***** DATA TO PROCESS *****

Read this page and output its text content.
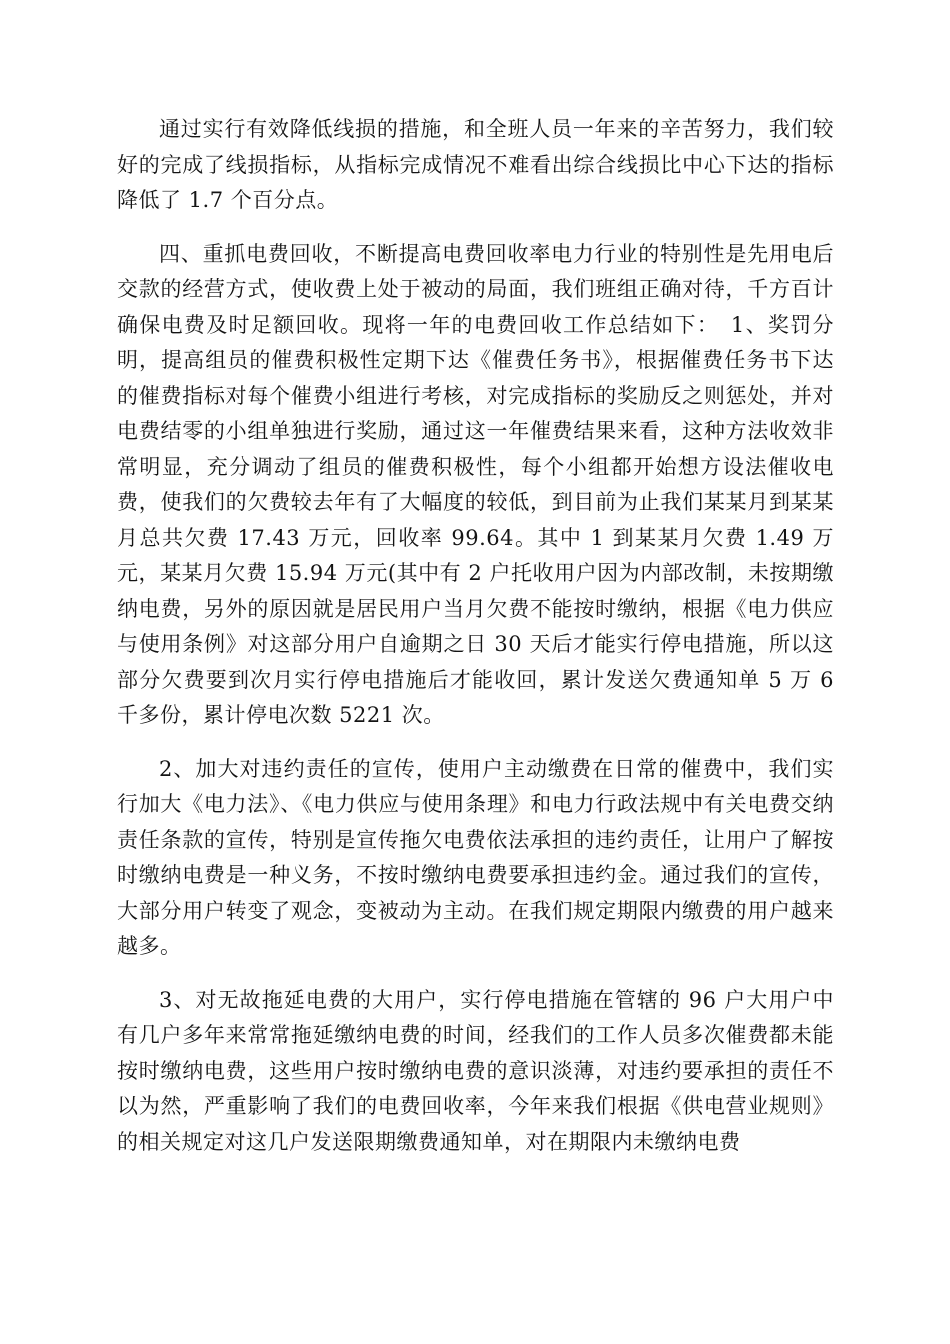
通过实行有效降低线损的措施，和全班人员一年来的辛苦努力，我们较好的完成了线损指标，从指标完成情况不难看出综合线损比中心下达的指标降低了 1.7 个百分点。

四、重抓电费回收，不断提高电费回收率电力行业的特别性是先用电后交款的经营方式，使收费上处于被动的局面，我们班组正确对待，千方百计确保电费及时足额回收。现将一年的电费回收工作总结如下：　1、奖罚分明，提高组员的催费积极性定期下达《催费任务书》，根据催费任务书下达的催费指标对每个催费小组进行考核，对完成指标的奖励反之则惩处，并对电费结零的小组单独进行奖励，通过这一年催费结果来看，这种方法收效非常明显，充分调动了组员的催费积极性，每个小组都开始想方设法催收电费，使我们的欠费较去年有了大幅度的较低，到目前为止我们某某月到某某月总共欠费 17.43 万元，回收率 99.64。其中 1 到某某月欠费 1.49 万元，某某月欠费 15.94 万元(其中有 2 户托收用户因为内部改制，未按期缴纳电费，另外的原因就是居民用户当月欠费不能按时缴纳，根据《电力供应与使用条例》对这部分用户自逾期之日 30 天后才能实行停电措施，所以这部分欠费要到次月实行停电措施后才能收回，累计发送欠费通知单 5 万 6 千多份，累计停电次数 5221 次。

2、加大对违约责任的宣传，使用户主动缴费在日常的催费中，我们实行加大《电力法》、《电力供应与使用条理》和电力行政法规中有关电费交纳责任条款的宣传，特别是宣传拖欠电费依法承担的违约责任，让用户了解按时缴纳电费是一种义务，不按时缴纳电费要承担违约金。通过我们的宣传，大部分用户转变了观念，变被动为主动。在我们规定期限内缴费的用户越来越多。

3、对无故拖延电费的大用户，实行停电措施在管辖的 96 户大用户中有几户多年来常常拖延缴纳电费的时间，经我们的工作人员多次催费都未能按时缴纳电费，这些用户按时缴纳电费的意识淡薄，对违约要承担的责任不以为然，严重影响了我们的电费回收率，今年来我们根据《供电营业规则》的相关规定对这几户发送限期缴费通知单，对在期限内未缴纳电费
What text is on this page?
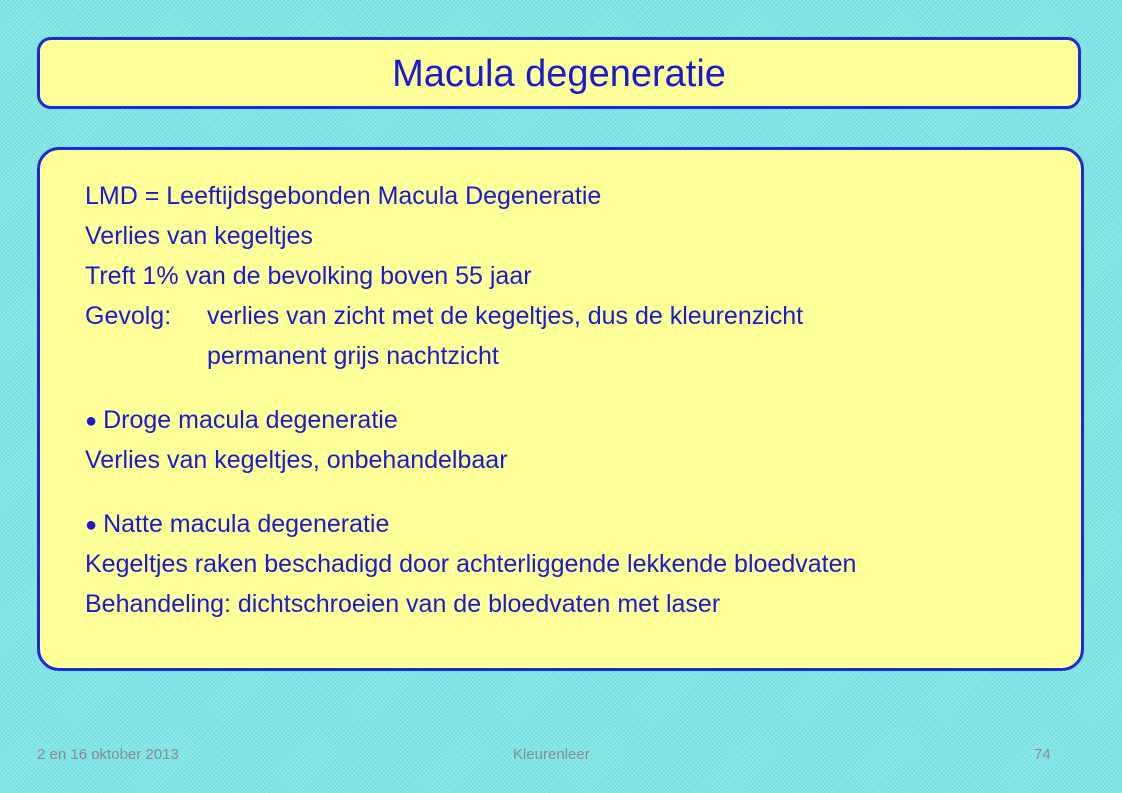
Macula degeneratie
LMD = Leeftijdsgebonden Macula Degeneratie
Verlies van kegeltjes
Treft 1% van de bevolking boven 55 jaar
Gevolg:	verlies van zicht met de kegeltjes, dus de kleurenzicht
permanent grijs nachtzicht
● Droge macula degeneratie
Verlies van kegeltjes, onbehandelbaar
● Natte macula degeneratie
Kegeltjes raken beschadigd door achterliggende lekkende bloedvaten
Behandeling: dichtschroeien van de bloedvaten met laser
2 en 16 oktober 2013	Kleurenleer	74
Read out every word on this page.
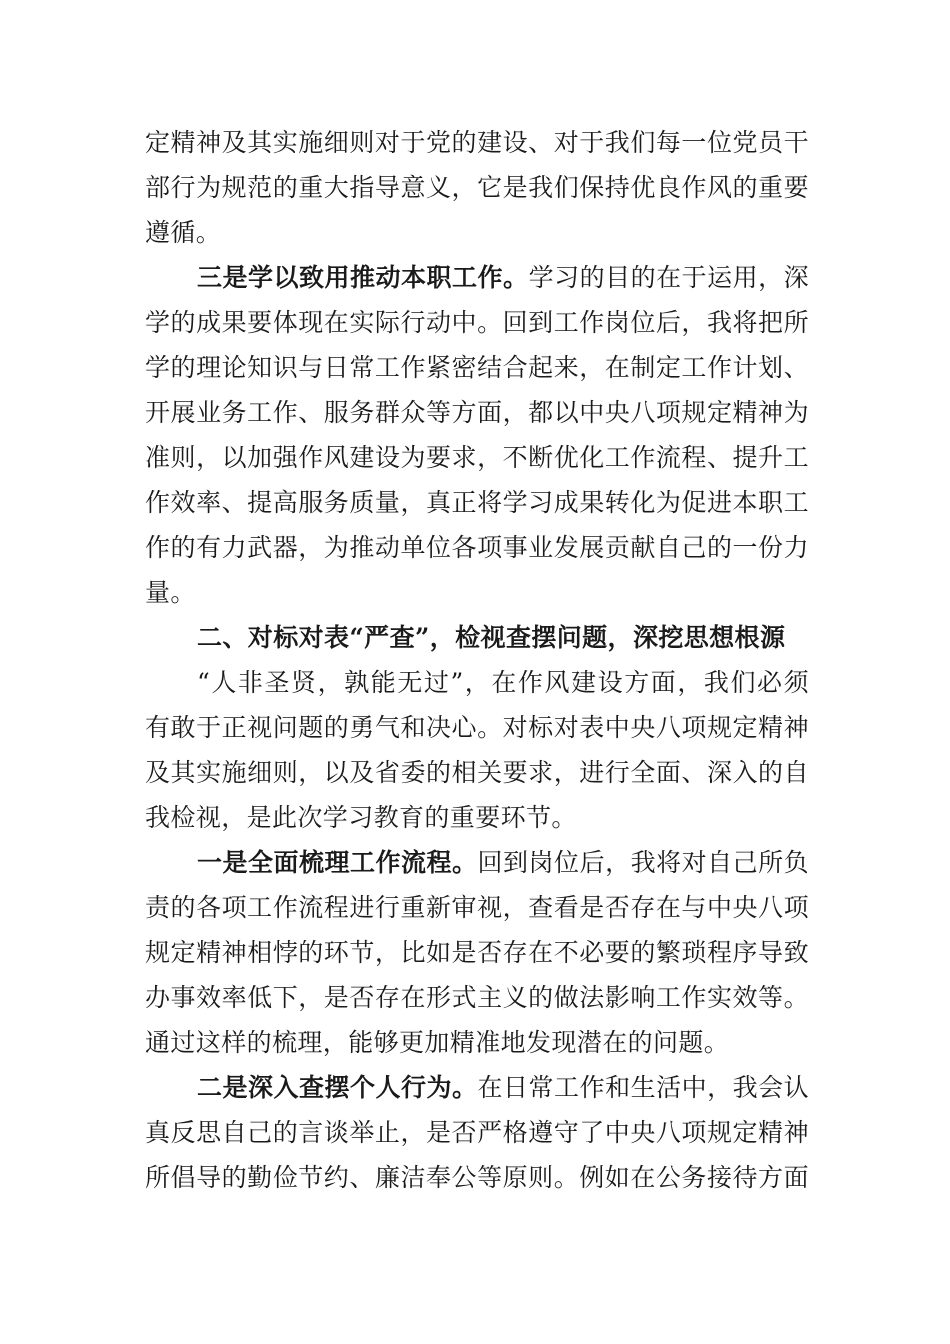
定精神及其实施细则对于党的建设、对于我们每一位党员干
部行为规范的重大指导意义，它是我们保持优良作风的重要
遵循。
三是学以致用推动本职工作。学习的目的在于运用，深
学的成果要体现在实际行动中。回到工作岗位后，我将把所
学的理论知识与日常工作紧密结合起来，在制定工作计划、
开展业务工作、服务群众等方面，都以中央八项规定精神为
准则，以加强作风建设为要求，不断优化工作流程、提升工
作效率、提高服务质量，真正将学习成果转化为促进本职工
作的有力武器，为推动单位各项事业发展贡献自己的一份力
量。
二、对标对表“严查”，检视查摆问题，深挖思想根源
“人非圣贤，孰能无过”，在作风建设方面，我们必须
有敢于正视问题的勇气和决心。对标对表中央八项规定精神
及其实施细则，以及省委的相关要求，进行全面、深入的自
我检视，是此次学习教育的重要环节。
一是全面梳理工作流程。回到岗位后，我将对自己所负
责的各项工作流程进行重新审视，查看是否存在与中央八项
规定精神相悖的环节，比如是否存在不必要的繁琐程序导致
办事效率低下，是否存在形式主义的做法影响工作实效等。
通过这样的梳理，能够更加精准地发现潜在的问题。
二是深入查摆个人行为。在日常工作和生活中，我会认
真反思自己的言谈举止，是否严格遵守了中央八项规定精神
所倡导的勤俭节约、廉洁奉公等原则。例如在公务接待方面
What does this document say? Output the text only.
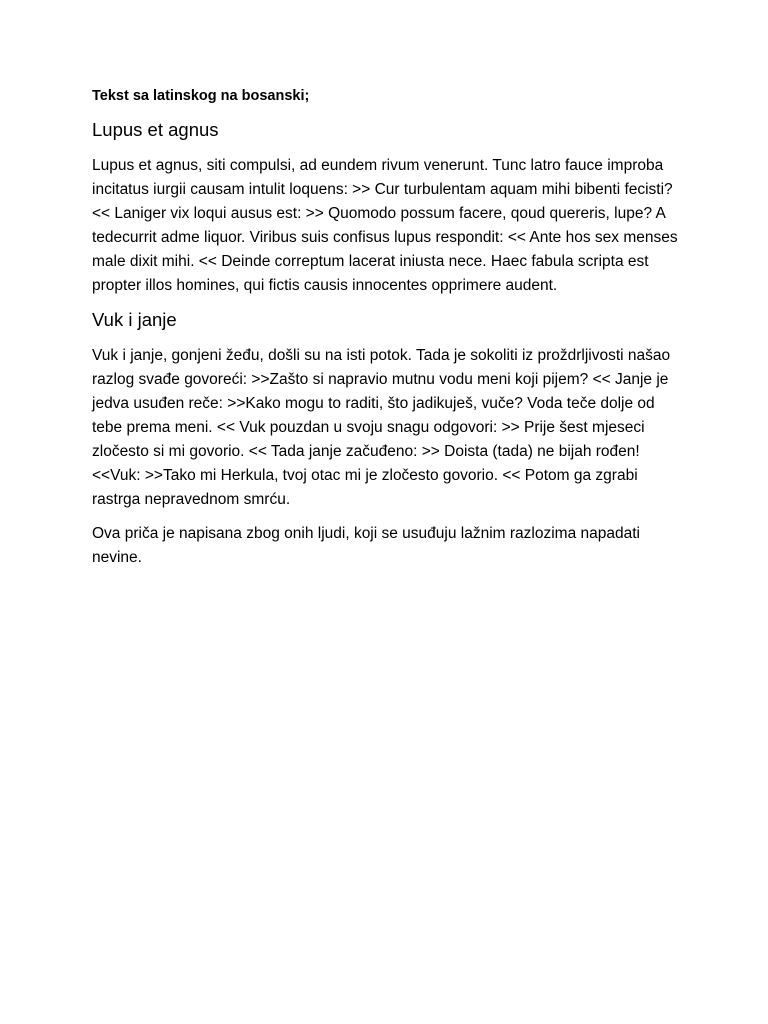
Tekst sa latinskog na bosanski;

Lupus et agnus

Lupus et agnus, siti compulsi, ad eundem rivum venerunt. Tunc latro fauce improba incitatus iurgii causam intulit loquens: >> Cur turbulentam aquam mihi bibenti fecisti? << Laniger vix loqui ausus est: >> Quomodo possum facere, qoud quereris, lupe? A tedecurrit adme liquor. Viribus suis confisus lupus respondit: << Ante hos sex menses male dixit mihi. << Deinde correptum lacerat iniusta nece. Haec fabula scripta est propter illos homines, qui fictis causis innocentes opprimere audent.

Vuk i janje

Vuk i janje, gonjeni žeđu, došli su na isti potok. Tada je sokoliti iz proždrljivosti našao razlog svađe govoreći: >>Zašto si napravio mutnu vodu meni koji pijem? << Janje je jedva usuđen reče: >>Kako mogu to raditi, što jadikuješ, vuče? Voda teče dolje od tebe prema meni. << Vuk pouzdan u svoju snagu odgovori: >> Prije šest mjeseci zločesto si mi govorio. << Tada janje začuđeno: >> Doista (tada) ne bijah rođen! <<Vuk: >>Tako mi Herkula, tvoj otac mi je zločesto govorio. << Potom ga zgrabi rastrga nepravednom smrću.

Ova priča je napisana zbog onih ljudi, koji se usuđuju lažnim razlozima napadati nevine.
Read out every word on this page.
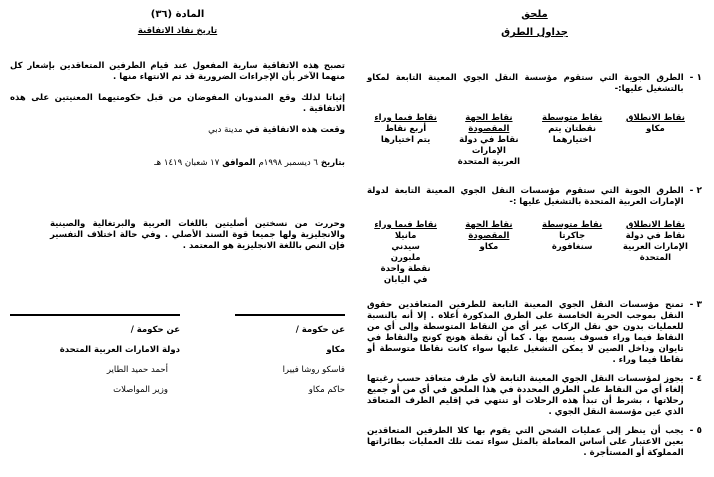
ملحق
جداول الطرق
١ -
الطرق الجوية التي ستقوم مؤسسة النقل الجوي المعينة التابعة لمكاو بالتشغيل عليها:-
نقاط الانطلاق
مكاو
نقاط متوسطة
نقطتان يتم
اختيارهما
نقاط الجهة المقصودة
نقاط في دولة الإمارات
العربية المتحدة
نقاط فيما وراء
أربع نقاط
يتم اختيارها
٢ -
الطرق الجوية التي ستقوم مؤسسات النقل الجوي المعينة التابعة لدولة الإمارات العربية المتحدة بالتشغيل عليها :-
نقاط الانطلاق
نقاط في دولة
الإمارات العربية
المتحدة
نقاط متوسطة
جاكرتا
سنغافورة
نقاط الجهة المقصودة
مكاو
نقاط فيما وراء
مانيلا
سيدني
ملبورن
نقطة واحدة
في اليابان
٣ -
تمنح مؤسسات النقل الجوي المعينة التابعة للطرفين المتعاقدين حقوق النقل بموجب الحرية الخامسة على الطرق المذكورة أعلاه . إلا أنه بالنسبة للعمليات بدون حق نقل الركاب عبر أي من النقاط المتوسطة وإلى أي من النقاط فيما وراء فسوف يسمح بها . كما أن نقطة هونج كونج والنقاط في تايوان وداخل الصين لا يمكن التشغيل عليها سواء كانت نقاطا متوسطة أو نقاطا فيما وراء .
٤ -
يجوز لمؤسسات النقل الجوي المعينة التابعة لأي طرف متعاقد حسب رغبتها إلغاء أي من النقاط على الطرق المحددة في هذا الملحق في أي من أو جميع رحلاتها ، بشرط أن تبدأ هذه الرحلات أو تنتهي في إقليم الطرف المتعاقد الذي عين مؤسسة النقل الجوي .
٥ -
يجب أن ينظر إلى عمليات الشحن التي يقوم بها كلا الطرفين المتعاقدين بعين الاعتبار على أساس المعاملة بالمثل سواء تمت تلك العمليات بطائراتها المملوكة أو المستأجرة .
المادة (٣٦)
تاريخ نفاذ الاتفاقية
تصبح هذه الاتفاقية سارية المفعول عند قيام الطرفين المتعاقدين بإشعار كل منهما الآخر بأن الإجراءات الضرورية قد تم الانتهاء منها .
إثباتا لذلك وقع المندوبان المفوضان من قبل حكومتيهما المعنيتين على هذه الاتفاقية .
وقعت هذه الاتفاقية في مدينة دبي
بتاريخ ٦ ديسمبر ١٩٩٨م الموافق ١٧ شعبان ١٤١٩ هـ
وحررت من نسختين أصليتين باللغات العربية والبرتغالية والصينية والانجليزية ولها جميعا قوة السند الأصلي . وفي حالة اختلاف التفسير فإن النص باللغة الانجليزية هو المعتمد .
عن حكومة /
مكاو
فاسكو روشا فييرا
حاكم مكاو
عن حكومة /
دولة الامارات العربية المتحدة
أحمد حميد الطاير
وزير المواصلات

*****

◆ JOB
Pick out and copy every line that contains the word "bloedvaten".

◆ SOLUTION FOR THIS EXERCISE
Kegeltjes raken beschadigd door achterliggende lekkende bloedvaten
Behandeling: dichtschroeien van de bloedvaten met laser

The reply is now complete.